◆ Directive ◆
Reproduce the lines from the one containing "data-point-markers (97, 121, 292, 295)" to the one containing "x-tick-label: 0 (60, 430, 67, 445)", including both of those lines.

_ _ _

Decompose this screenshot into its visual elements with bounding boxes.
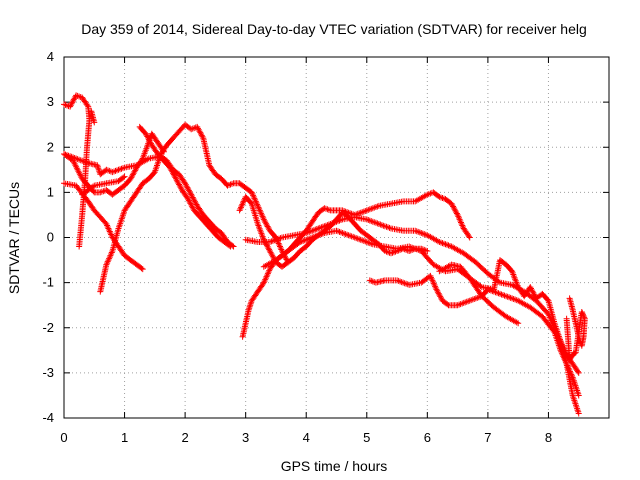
data-point-markers (97, 121, 292, 295)
series-track-8 (79, 173, 128, 198)
data-point-markers (61, 130, 167, 198)
x-tick-label: 2 (181, 430, 188, 445)
y-tick-label: 2 (47, 139, 54, 154)
data-point-markers (563, 295, 588, 363)
x-tick-label: 0 (60, 430, 67, 445)
data-point-markers (88, 108, 98, 126)
data-point-markers (260, 227, 522, 327)
x-tick-label: 8 (545, 430, 552, 445)
y-tick-label: 0 (47, 230, 54, 245)
y-tick-label: 4 (47, 49, 54, 64)
y-axis-label: SDTVAR / TECUs (6, 182, 22, 294)
series-track-5 (97, 121, 292, 295)
data-point-markers (61, 92, 93, 250)
series-track-15 (563, 295, 588, 363)
series-track-13 (366, 272, 582, 399)
x-tick-label: 4 (303, 430, 310, 445)
y-tick-label: -2 (42, 320, 54, 335)
chart-title: Day 359 of 2014, Sidereal Day-to-day VTE… (81, 21, 587, 37)
y-tick-label: 1 (47, 184, 54, 199)
data-point-markers (436, 257, 582, 376)
x-tick-label: 1 (121, 430, 128, 445)
series-track-14 (436, 257, 582, 376)
x-tick-label: 7 (484, 430, 491, 445)
series-track-7 (61, 130, 167, 198)
data-layer (61, 92, 588, 417)
y-tick-label: -1 (42, 275, 54, 290)
x-tick-label: 5 (363, 430, 370, 445)
data-point-markers (366, 272, 582, 399)
ticks-layer: 0 1 2 3 4 5 6 7 8 4 3 2 1 0 -1 -2 -3 -4 (42, 49, 609, 445)
x-tick-label: 3 (242, 430, 249, 445)
x-tick-label: 6 (424, 430, 431, 445)
series-track-12 (260, 227, 522, 327)
y-tick-label: 3 (47, 94, 54, 109)
data-point-markers (79, 173, 128, 198)
grid-layer (64, 57, 609, 418)
series-track-1 (61, 92, 93, 250)
y-tick-label: -4 (42, 410, 54, 425)
series-track-2 (88, 108, 98, 126)
x-axis-label: GPS time / hours (281, 458, 388, 474)
y-tick-label: -3 (42, 365, 54, 380)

_ _ _

◆ The result ◆
data-point-markers (97, 121, 292, 295)
series-track-8 (79, 173, 128, 198)
data-point-markers (61, 130, 167, 198)
x-tick-label: 2 (181, 430, 188, 445)
y-tick-label: 2 (47, 139, 54, 154)
data-point-markers (563, 295, 588, 363)
x-tick-label: 0 (60, 430, 67, 445)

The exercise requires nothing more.